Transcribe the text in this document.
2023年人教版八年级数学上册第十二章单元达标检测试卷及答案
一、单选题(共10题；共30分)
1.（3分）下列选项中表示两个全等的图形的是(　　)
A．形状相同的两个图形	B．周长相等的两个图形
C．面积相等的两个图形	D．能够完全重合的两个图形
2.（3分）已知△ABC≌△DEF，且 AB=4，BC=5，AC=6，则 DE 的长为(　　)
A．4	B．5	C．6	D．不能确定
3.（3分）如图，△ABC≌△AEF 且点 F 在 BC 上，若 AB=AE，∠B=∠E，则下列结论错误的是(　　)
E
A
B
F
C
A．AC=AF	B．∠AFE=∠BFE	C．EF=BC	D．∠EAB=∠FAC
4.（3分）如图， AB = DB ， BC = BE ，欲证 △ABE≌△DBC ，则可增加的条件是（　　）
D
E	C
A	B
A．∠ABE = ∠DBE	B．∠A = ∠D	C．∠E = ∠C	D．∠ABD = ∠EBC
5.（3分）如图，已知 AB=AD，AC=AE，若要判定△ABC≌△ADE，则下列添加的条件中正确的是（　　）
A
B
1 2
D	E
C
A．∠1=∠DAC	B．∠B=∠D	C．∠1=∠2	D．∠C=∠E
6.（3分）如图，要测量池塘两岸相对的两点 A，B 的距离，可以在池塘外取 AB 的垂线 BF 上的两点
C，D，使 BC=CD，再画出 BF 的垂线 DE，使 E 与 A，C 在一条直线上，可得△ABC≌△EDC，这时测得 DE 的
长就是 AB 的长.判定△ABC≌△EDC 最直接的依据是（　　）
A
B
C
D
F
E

_Problem statement_.
Your task is to transcribe the listing above in full, exactly as given.

_Solution to this problem_.
Transcribe the text in this document.
2023年人教版八年级数学上册第十二章单元达标检测试卷及答案
一、单选题(共10题；共30分)
1.（3分）下列选项中表示两个全等的图形的是(　　)
A．形状相同的两个图形	B．周长相等的两个图形
C．面积相等的两个图形	D．能够完全重合的两个图形
2.（3分）已知△ABC≌△DEF，且 AB=4，BC=5，AC=6，则 DE 的长为(　　)
A．4	B．5	C．6	D．不能确定
3.（3分）如图，△ABC≌△AEF 且点 F 在 BC 上，若 AB=AE，∠B=∠E，则下列结论错误的是(　　)
E
A
B
F
C
A．AC=AF	B．∠AFE=∠BFE	C．EF=BC	D．∠EAB=∠FAC
4.（3分）如图， AB = DB ， BC = BE ，欲证 △ABE≌△DBC ，则可增加的条件是（　　）
D
E	C
A	B
A．∠ABE = ∠DBE	B．∠A = ∠D	C．∠E = ∠C	D．∠ABD = ∠EBC
5.（3分）如图，已知 AB=AD，AC=AE，若要判定△ABC≌△ADE，则下列添加的条件中正确的是（　　）
A
B
1 2
D	E
C
A．∠1=∠DAC	B．∠B=∠D	C．∠1=∠2	D．∠C=∠E
6.（3分）如图，要测量池塘两岸相对的两点 A，B 的距离，可以在池塘外取 AB 的垂线 BF 上的两点
C，D，使 BC=CD，再画出 BF 的垂线 DE，使 E 与 A，C 在一条直线上，可得△ABC≌△EDC，这时测得 DE 的
长就是 AB 的长.判定△ABC≌△EDC 最直接的依据是（　　）
A
B
C
D
F
E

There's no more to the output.